___ RECORDS TO USE

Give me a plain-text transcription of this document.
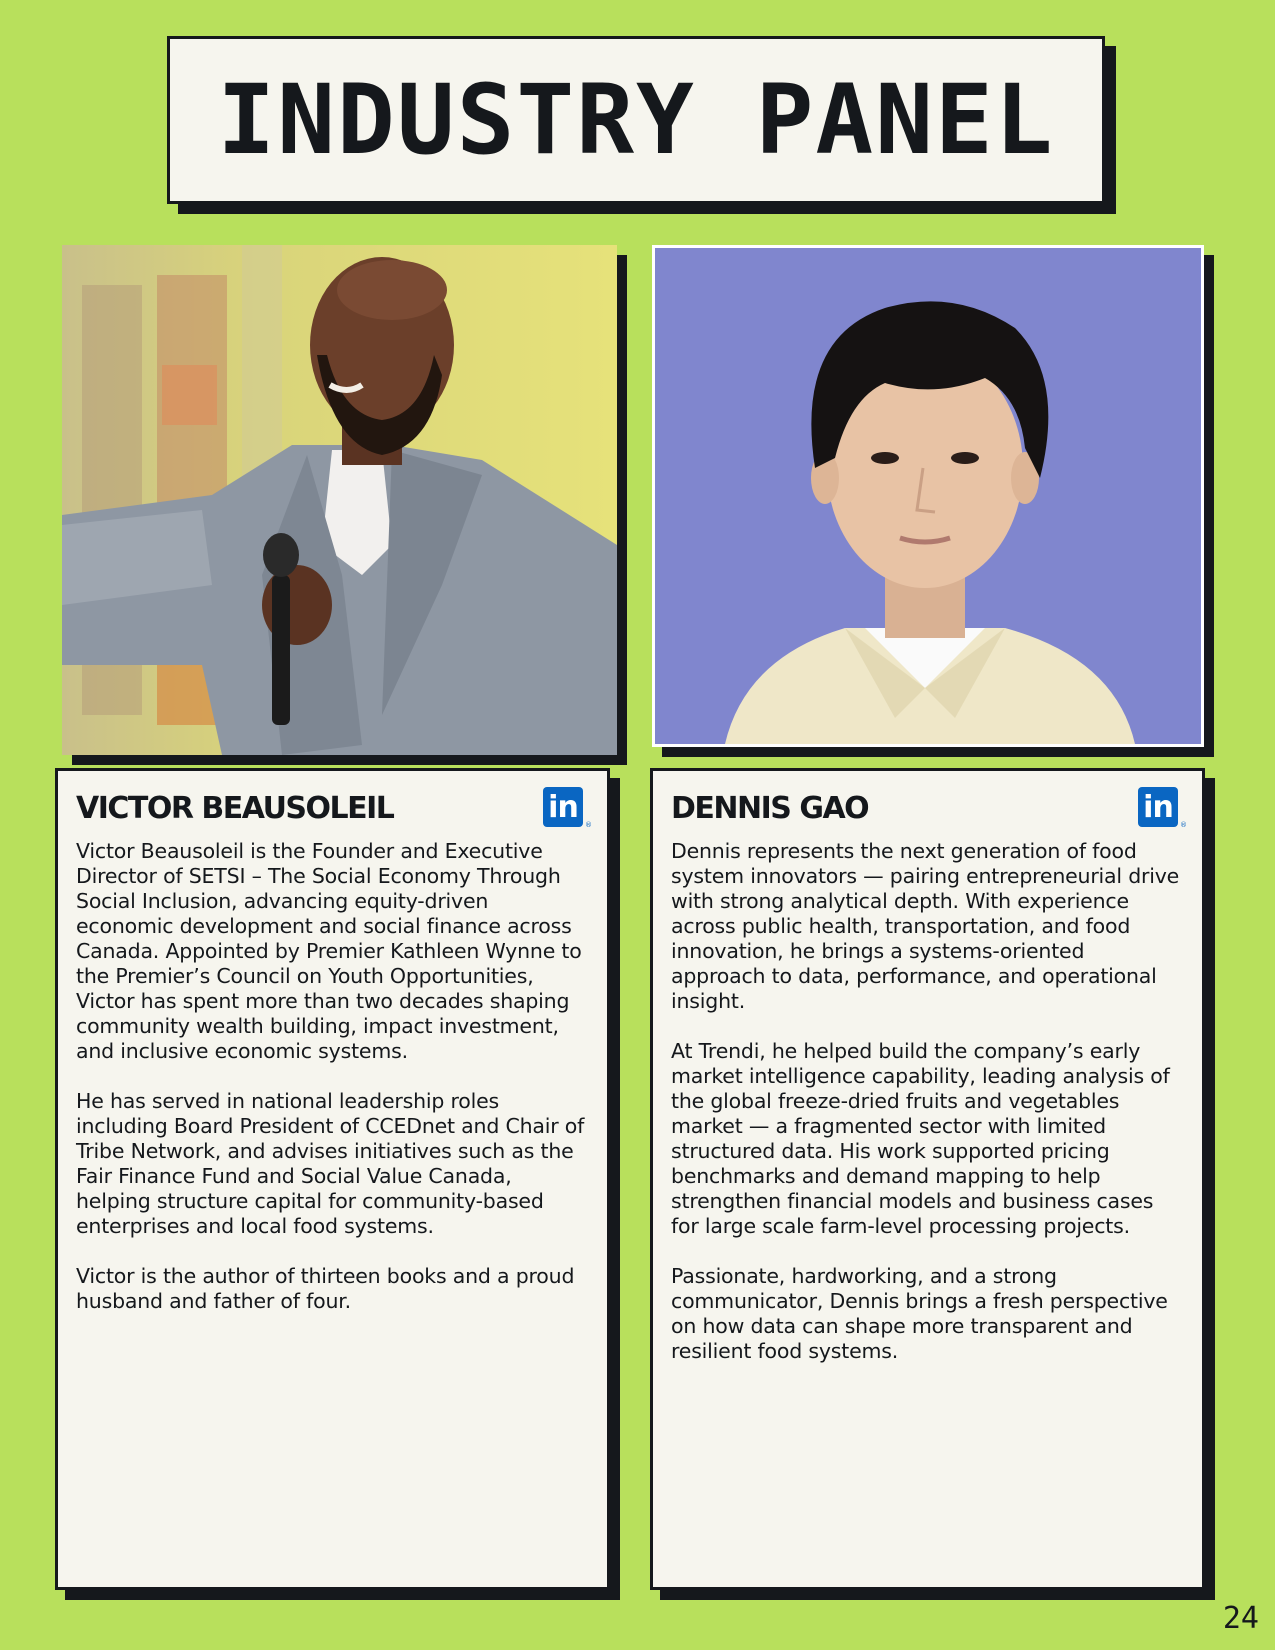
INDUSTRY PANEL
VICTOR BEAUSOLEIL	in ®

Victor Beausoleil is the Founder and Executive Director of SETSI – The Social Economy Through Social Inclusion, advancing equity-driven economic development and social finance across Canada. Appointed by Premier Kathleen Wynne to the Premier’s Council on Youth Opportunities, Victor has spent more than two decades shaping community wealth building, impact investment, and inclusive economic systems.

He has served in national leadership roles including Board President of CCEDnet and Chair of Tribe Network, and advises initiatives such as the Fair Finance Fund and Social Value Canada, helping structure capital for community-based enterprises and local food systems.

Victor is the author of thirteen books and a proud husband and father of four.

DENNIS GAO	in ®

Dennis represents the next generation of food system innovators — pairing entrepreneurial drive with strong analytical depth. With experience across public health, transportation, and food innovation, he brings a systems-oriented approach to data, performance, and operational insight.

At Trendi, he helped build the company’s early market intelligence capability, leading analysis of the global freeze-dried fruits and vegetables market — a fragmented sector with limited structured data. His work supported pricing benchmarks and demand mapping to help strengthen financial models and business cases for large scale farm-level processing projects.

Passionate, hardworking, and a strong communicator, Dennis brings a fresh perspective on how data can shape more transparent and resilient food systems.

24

______
___ RECORDS TO USE

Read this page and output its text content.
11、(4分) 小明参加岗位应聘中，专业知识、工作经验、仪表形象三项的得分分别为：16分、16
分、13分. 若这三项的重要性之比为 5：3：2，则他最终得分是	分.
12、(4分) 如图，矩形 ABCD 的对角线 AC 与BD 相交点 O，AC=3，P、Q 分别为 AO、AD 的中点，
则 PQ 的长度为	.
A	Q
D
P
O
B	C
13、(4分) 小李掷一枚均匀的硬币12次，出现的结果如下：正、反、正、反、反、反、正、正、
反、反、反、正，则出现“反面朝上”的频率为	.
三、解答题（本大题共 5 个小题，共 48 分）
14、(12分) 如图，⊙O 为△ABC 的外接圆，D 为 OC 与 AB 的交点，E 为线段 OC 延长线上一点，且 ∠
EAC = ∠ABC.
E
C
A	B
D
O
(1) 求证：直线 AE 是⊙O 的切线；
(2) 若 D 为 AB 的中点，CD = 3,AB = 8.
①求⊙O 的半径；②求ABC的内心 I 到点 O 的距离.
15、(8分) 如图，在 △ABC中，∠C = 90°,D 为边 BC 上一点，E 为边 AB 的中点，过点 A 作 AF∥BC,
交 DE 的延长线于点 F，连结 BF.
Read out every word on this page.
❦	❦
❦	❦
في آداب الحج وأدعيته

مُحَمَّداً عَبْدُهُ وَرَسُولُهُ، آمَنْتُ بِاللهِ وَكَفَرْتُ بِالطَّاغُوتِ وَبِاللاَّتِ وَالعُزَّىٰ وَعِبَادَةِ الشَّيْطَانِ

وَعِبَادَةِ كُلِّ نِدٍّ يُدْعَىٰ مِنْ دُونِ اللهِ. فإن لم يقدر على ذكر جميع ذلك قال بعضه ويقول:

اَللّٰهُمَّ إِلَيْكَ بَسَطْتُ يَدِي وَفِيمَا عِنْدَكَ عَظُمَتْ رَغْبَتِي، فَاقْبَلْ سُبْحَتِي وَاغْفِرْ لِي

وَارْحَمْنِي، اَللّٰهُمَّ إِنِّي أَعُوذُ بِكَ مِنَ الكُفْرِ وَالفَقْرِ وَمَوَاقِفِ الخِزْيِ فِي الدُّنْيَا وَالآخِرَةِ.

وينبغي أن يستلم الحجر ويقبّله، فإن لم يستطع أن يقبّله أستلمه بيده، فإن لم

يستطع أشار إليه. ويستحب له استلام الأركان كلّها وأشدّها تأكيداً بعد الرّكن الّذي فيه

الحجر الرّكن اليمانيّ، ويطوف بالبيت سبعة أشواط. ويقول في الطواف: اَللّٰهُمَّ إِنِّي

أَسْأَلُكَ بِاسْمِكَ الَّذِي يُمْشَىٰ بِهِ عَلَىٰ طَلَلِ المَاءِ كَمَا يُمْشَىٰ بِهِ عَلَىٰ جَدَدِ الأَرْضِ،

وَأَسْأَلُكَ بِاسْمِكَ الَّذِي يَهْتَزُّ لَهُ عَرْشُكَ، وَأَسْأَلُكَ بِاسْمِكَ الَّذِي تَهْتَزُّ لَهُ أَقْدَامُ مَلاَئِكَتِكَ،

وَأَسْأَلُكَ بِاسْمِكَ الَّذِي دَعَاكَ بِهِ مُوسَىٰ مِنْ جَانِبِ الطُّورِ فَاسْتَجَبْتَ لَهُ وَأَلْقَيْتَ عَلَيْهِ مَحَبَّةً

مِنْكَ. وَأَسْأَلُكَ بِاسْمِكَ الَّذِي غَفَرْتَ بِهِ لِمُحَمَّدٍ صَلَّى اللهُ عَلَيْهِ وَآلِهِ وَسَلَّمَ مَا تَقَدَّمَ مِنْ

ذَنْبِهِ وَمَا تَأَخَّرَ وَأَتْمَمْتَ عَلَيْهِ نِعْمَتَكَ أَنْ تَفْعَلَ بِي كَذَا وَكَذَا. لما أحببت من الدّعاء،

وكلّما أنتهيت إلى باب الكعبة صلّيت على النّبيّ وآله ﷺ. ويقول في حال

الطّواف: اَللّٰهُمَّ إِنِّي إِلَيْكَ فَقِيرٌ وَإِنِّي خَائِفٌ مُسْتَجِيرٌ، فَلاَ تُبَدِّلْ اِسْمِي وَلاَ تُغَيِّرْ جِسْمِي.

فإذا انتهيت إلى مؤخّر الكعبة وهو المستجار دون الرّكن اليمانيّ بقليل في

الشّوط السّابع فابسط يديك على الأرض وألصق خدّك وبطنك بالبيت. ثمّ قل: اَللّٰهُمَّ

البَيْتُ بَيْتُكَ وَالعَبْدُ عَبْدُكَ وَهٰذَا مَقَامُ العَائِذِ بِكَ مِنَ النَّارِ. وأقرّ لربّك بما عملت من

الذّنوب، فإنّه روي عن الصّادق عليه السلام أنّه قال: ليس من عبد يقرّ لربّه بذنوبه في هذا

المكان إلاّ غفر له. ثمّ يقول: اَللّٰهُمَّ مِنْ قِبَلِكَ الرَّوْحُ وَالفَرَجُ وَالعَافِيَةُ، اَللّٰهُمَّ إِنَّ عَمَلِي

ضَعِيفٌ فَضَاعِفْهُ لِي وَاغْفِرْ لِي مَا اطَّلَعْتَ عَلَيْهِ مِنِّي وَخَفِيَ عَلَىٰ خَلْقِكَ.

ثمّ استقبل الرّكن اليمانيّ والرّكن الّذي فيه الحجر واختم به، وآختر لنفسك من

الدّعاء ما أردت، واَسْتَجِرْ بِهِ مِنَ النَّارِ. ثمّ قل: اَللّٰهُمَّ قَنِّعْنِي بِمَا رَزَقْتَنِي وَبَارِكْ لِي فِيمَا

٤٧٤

______
___ RECORDS TO USE

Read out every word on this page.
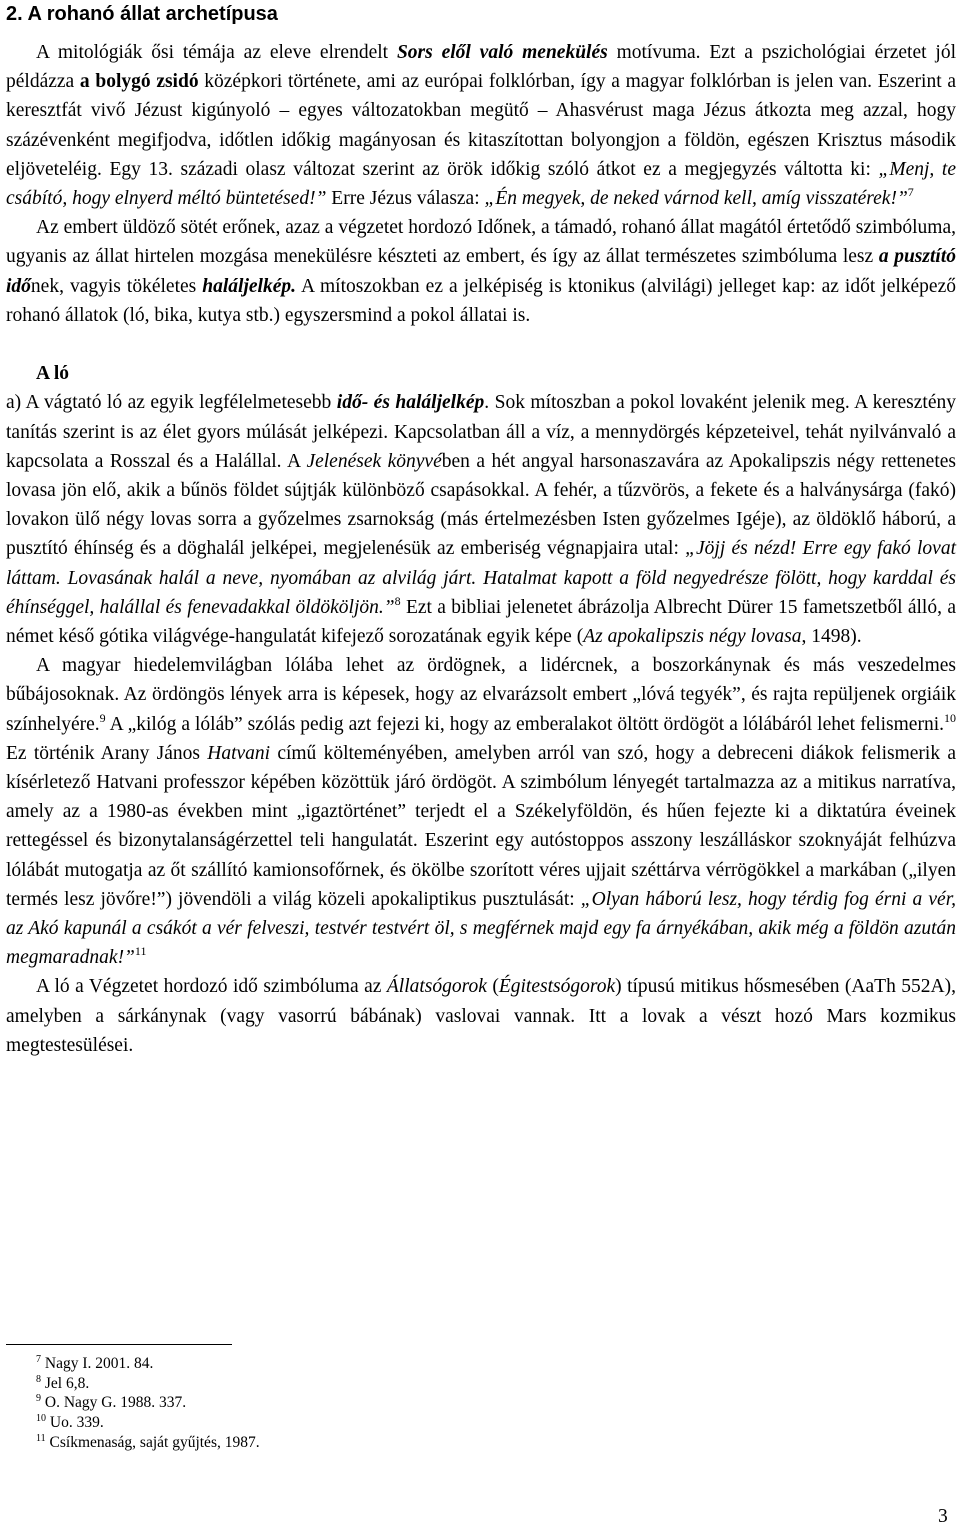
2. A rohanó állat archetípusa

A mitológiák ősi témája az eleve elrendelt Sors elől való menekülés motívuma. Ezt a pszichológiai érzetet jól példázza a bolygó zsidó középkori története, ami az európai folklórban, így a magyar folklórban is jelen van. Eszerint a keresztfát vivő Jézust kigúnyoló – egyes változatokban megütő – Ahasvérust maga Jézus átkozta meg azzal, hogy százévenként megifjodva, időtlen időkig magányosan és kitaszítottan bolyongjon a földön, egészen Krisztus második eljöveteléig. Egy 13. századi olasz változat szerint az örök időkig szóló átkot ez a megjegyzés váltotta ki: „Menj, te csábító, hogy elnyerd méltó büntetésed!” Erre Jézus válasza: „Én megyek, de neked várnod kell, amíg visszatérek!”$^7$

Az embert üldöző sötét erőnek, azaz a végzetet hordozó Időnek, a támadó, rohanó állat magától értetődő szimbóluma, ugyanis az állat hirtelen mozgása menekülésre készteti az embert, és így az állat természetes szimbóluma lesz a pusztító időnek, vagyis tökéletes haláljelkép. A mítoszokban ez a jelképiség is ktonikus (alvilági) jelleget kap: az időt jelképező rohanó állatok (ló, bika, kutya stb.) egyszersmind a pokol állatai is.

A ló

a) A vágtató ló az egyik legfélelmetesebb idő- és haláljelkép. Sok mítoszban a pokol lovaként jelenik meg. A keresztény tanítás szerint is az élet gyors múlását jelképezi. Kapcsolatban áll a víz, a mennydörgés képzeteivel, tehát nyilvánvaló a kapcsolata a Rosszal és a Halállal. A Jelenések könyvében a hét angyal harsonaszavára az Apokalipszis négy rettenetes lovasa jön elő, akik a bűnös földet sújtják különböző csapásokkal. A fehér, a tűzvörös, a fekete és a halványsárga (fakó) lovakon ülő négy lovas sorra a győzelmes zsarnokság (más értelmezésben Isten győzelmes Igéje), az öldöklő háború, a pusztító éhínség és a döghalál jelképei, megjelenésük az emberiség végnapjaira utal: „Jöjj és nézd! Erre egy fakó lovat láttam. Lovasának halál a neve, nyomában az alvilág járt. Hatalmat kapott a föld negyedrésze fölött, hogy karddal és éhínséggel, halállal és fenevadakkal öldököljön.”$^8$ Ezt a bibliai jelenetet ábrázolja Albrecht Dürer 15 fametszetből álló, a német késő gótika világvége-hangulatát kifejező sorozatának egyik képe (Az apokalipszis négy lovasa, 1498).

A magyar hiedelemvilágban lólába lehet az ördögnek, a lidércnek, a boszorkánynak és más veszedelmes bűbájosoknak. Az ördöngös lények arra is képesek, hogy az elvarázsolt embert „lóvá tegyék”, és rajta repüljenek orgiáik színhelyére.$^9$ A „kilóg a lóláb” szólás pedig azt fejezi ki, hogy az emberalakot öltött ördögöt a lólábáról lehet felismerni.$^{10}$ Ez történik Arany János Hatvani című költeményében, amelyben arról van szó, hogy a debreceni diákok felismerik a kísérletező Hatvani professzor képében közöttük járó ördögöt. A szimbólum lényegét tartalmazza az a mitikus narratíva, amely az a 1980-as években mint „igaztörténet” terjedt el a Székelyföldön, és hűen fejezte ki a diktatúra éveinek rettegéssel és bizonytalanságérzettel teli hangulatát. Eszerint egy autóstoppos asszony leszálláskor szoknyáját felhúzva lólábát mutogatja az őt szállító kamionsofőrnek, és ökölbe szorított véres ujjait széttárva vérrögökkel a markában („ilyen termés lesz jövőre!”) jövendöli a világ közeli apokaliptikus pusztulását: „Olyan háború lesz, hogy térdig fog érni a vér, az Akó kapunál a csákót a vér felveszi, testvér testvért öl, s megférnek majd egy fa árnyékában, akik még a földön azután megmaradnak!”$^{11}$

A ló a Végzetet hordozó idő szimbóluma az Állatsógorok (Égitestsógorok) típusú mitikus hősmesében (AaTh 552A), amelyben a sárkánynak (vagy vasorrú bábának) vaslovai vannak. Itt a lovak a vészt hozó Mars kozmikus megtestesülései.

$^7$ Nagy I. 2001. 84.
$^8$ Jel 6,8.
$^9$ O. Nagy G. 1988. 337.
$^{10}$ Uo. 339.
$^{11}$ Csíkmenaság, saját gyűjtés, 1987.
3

______

TASK PROMPT → In the material above, find the lines that contain "text" and show them.

CORRECT RESULT →
Give me a plain-text transcription of this document.
Read this page and output its text content.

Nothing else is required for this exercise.